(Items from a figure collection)
....

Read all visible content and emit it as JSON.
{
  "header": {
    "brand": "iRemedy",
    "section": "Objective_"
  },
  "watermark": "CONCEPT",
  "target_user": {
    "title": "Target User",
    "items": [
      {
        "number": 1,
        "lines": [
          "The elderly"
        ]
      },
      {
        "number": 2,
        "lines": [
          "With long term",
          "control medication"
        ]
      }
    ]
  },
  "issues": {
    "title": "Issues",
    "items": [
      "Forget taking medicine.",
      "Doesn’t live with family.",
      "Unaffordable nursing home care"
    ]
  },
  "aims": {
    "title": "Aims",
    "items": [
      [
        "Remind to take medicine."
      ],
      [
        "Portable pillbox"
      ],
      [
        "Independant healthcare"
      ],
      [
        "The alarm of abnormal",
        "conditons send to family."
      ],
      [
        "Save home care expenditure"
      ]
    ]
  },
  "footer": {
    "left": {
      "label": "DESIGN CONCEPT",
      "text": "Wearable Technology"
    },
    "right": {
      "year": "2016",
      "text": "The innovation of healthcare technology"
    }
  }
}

....

▶ _What the task asks_: Reproduce the material verbatim, line by line.

▶ _The solution_:
Read all visible content and emit it as JSON.
{
  "header": {
    "brand": "iRemedy",
    "section": "Objective_"
  },
  "watermark": "CONCEPT",
  "target_user": {
    "title": "Target User",
    "items": [
      {
        "number": 1,
        "lines": [
          "The elderly"
        ]
      },
      {
        "number": 2,
        "lines": [
          "With long term",
          "control medication"
        ]
      }
    ]
  },
  "issues": {
    "title": "Issues",
    "items": [
      "Forget taking medicine.",
      "Doesn’t live with family.",
      "Unaffordable nursing home care"
    ]
  },
  "aims": {
    "title": "Aims",
    "items": [
      [
        "Remind to take medicine."
      ],
      [
        "Portable pillbox"
      ],
      [
        "Independant healthcare"
      ],
      [
        "The alarm of abnormal",
        "conditons send to family."
      ],
      [
        "Save home care expenditure"
      ]
    ]
  },
  "footer": {
    "left": {
      "label": "DESIGN CONCEPT",
      "text": "Wearable Technology"
    },
    "right": {
      "year": "2016",
      "text": "The innovation of healthcare technology"
    }
  }
}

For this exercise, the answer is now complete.